WHAT IS BEING ASKED: Repeat each line word for word.
————
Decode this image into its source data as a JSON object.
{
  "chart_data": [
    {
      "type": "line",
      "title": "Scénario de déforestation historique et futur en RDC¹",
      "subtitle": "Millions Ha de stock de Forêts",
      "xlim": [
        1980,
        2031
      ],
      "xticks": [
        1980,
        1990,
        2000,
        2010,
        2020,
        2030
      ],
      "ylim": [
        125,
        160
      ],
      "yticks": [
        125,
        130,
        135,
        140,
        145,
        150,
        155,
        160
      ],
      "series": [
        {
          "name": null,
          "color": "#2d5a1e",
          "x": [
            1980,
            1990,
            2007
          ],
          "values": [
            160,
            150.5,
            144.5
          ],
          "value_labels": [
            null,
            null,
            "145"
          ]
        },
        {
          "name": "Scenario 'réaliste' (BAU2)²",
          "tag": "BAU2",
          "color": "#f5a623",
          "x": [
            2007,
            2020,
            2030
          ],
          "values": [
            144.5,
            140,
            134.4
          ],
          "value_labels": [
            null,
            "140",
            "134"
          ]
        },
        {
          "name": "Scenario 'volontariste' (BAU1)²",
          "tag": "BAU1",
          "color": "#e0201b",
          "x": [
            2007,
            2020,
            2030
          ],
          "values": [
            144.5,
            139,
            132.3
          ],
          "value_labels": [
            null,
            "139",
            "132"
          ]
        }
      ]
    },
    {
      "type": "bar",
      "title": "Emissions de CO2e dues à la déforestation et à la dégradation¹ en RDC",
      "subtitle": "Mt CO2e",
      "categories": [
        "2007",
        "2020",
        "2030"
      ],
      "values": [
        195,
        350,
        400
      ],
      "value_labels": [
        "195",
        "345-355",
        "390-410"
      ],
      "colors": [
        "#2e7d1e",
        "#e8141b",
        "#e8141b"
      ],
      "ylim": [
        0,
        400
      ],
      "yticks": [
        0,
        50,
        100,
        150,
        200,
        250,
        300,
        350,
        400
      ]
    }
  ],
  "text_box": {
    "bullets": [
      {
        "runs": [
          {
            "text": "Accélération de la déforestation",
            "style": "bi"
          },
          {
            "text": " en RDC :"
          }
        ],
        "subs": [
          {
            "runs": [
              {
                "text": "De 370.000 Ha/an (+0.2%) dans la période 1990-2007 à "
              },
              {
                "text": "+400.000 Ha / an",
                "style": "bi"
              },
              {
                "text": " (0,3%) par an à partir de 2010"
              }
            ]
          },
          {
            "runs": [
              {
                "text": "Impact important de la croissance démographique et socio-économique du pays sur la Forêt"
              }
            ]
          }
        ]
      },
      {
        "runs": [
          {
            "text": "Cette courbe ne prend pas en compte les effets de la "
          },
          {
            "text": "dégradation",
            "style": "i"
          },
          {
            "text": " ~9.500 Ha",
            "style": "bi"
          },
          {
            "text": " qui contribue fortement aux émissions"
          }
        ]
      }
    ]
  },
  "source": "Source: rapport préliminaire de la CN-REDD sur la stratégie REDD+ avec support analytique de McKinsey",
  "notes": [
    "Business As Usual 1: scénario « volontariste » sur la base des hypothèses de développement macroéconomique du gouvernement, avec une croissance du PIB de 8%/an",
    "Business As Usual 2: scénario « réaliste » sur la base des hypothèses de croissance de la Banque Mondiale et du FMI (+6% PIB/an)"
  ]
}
————
WRITTEN ANSWER:
Decode this image into its source data as a JSON object.
{
  "chart_data": [
    {
      "type": "line",
      "title": "Scénario de déforestation historique et futur en RDC¹",
      "subtitle": "Millions Ha de stock de Forêts",
      "xlim": [
        1980,
        2031
      ],
      "xticks": [
        1980,
        1990,
        2000,
        2010,
        2020,
        2030
      ],
      "ylim": [
        125,
        160
      ],
      "yticks": [
        125,
        130,
        135,
        140,
        145,
        150,
        155,
        160
      ],
      "series": [
        {
          "name": null,
          "color": "#2d5a1e",
          "x": [
            1980,
            1990,
            2007
          ],
          "values": [
            160,
            150.5,
            144.5
          ],
          "value_labels": [
            null,
            null,
            "145"
          ]
        },
        {
          "name": "Scenario 'réaliste' (BAU2)²",
          "tag": "BAU2",
          "color": "#f5a623",
          "x": [
            2007,
            2020,
            2030
          ],
          "values": [
            144.5,
            140,
            134.4
          ],
          "value_labels": [
            null,
            "140",
            "134"
          ]
        },
        {
          "name": "Scenario 'volontariste' (BAU1)²",
          "tag": "BAU1",
          "color": "#e0201b",
          "x": [
            2007,
            2020,
            2030
          ],
          "values": [
            144.5,
            139,
            132.3
          ],
          "value_labels": [
            null,
            "139",
            "132"
          ]
        }
      ]
    },
    {
      "type": "bar",
      "title": "Emissions de CO2e dues à la déforestation et à la dégradation¹ en RDC",
      "subtitle": "Mt CO2e",
      "categories": [
        "2007",
        "2020",
        "2030"
      ],
      "values": [
        195,
        350,
        400
      ],
      "value_labels": [
        "195",
        "345-355",
        "390-410"
      ],
      "colors": [
        "#2e7d1e",
        "#e8141b",
        "#e8141b"
      ],
      "ylim": [
        0,
        400
      ],
      "yticks": [
        0,
        50,
        100,
        150,
        200,
        250,
        300,
        350,
        400
      ]
    }
  ],
  "text_box": {
    "bullets": [
      {
        "runs": [
          {
            "text": "Accélération de la déforestation",
            "style": "bi"
          },
          {
            "text": " en RDC :"
          }
        ],
        "subs": [
          {
            "runs": [
              {
                "text": "De 370.000 Ha/an (+0.2%) dans la période 1990-2007 à "
              },
              {
                "text": "+400.000 Ha / an",
                "style": "bi"
              },
              {
                "text": " (0,3%) par an à partir de 2010"
              }
            ]
          },
          {
            "runs": [
              {
                "text": "Impact important de la croissance démographique et socio-économique du pays sur la Forêt"
              }
            ]
          }
        ]
      },
      {
        "runs": [
          {
            "text": "Cette courbe ne prend pas en compte les effets de la "
          },
          {
            "text": "dégradation",
            "style": "i"
          },
          {
            "text": " ~9.500 Ha",
            "style": "bi"
          },
          {
            "text": " qui contribue fortement aux émissions"
          }
        ]
      }
    ]
  },
  "source": "Source: rapport préliminaire de la CN-REDD sur la stratégie REDD+ avec support analytique de McKinsey",
  "notes": [
    "Business As Usual 1: scénario « volontariste » sur la base des hypothèses de développement macroéconomique du gouvernement, avec une croissance du PIB de 8%/an",
    "Business As Usual 2: scénario « réaliste » sur la base des hypothèses de croissance de la Banque Mondiale et du FMI (+6% PIB/an)"
  ]
}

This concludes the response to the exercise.